Work required - Check each line of the material below for the string "那么这个数一定是", then report how many lines have it, and nothing else.

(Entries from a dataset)
__________________________________________________
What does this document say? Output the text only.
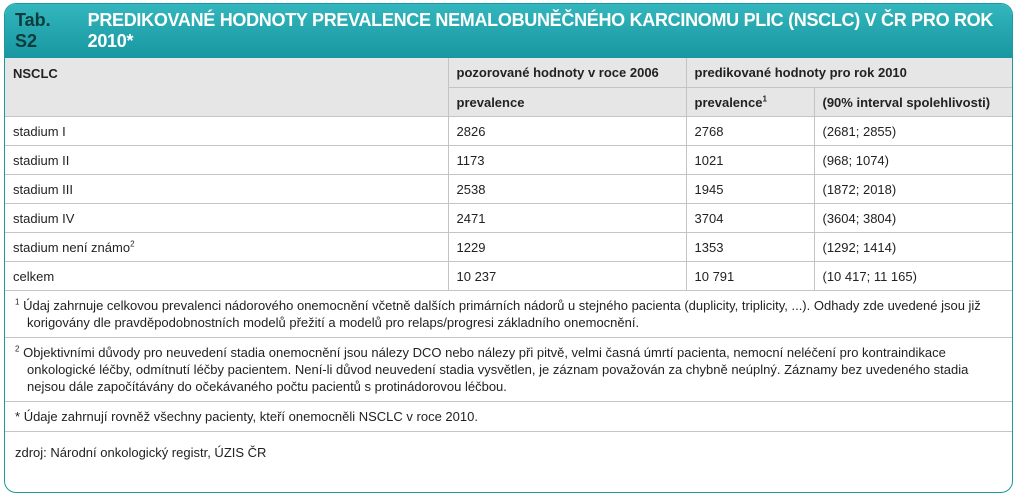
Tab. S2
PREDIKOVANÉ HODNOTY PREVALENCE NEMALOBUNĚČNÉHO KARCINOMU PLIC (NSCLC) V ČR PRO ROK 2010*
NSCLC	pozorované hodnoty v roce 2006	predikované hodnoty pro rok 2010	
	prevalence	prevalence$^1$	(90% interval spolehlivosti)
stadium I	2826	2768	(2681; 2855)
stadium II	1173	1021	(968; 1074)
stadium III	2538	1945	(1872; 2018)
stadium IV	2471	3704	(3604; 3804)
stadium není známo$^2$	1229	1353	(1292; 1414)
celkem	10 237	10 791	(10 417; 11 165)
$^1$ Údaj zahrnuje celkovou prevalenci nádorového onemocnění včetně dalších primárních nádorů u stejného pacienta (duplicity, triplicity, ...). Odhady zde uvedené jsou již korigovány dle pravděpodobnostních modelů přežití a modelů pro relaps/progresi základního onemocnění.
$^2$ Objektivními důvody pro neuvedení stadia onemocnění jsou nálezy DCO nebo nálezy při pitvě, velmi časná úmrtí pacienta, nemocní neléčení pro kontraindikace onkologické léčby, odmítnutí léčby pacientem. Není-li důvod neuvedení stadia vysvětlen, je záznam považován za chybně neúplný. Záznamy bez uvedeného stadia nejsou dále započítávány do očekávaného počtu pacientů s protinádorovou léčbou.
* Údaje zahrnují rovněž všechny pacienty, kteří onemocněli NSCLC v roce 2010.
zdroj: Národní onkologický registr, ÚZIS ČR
__________________________________________________
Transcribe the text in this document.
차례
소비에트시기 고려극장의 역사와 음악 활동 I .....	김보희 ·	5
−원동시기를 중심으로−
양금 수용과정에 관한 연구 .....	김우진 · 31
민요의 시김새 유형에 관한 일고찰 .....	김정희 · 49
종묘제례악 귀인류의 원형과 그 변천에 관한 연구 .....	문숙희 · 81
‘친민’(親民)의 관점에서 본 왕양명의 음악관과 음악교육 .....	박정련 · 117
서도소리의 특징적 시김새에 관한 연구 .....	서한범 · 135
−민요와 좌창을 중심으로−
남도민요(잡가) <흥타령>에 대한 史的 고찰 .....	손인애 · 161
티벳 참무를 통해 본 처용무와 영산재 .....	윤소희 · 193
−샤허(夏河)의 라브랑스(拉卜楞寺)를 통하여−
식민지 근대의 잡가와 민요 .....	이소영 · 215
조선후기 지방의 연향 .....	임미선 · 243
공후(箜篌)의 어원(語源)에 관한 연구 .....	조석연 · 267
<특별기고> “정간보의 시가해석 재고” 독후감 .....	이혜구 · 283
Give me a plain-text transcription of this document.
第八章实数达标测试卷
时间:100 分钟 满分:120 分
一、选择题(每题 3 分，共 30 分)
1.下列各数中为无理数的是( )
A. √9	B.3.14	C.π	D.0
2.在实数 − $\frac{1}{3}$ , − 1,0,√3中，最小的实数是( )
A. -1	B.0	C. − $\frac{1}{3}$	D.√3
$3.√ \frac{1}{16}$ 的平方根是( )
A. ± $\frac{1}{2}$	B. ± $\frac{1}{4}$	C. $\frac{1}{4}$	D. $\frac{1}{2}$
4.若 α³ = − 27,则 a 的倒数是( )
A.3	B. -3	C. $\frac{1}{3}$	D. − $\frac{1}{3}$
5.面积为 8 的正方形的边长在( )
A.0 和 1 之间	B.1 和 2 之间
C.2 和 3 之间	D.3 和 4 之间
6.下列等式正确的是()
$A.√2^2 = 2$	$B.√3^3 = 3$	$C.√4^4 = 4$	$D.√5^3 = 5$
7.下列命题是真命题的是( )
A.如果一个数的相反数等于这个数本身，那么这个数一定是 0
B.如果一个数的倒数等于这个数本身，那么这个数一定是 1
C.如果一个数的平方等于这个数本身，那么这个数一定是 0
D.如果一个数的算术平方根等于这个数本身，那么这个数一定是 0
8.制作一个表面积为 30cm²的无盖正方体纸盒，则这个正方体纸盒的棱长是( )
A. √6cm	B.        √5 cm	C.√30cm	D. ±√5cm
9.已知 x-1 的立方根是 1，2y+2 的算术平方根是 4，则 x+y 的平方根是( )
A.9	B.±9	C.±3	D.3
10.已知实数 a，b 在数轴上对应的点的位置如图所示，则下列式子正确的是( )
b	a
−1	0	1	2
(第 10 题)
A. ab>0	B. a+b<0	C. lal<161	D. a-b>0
__________________________________________________
Answer in full - 4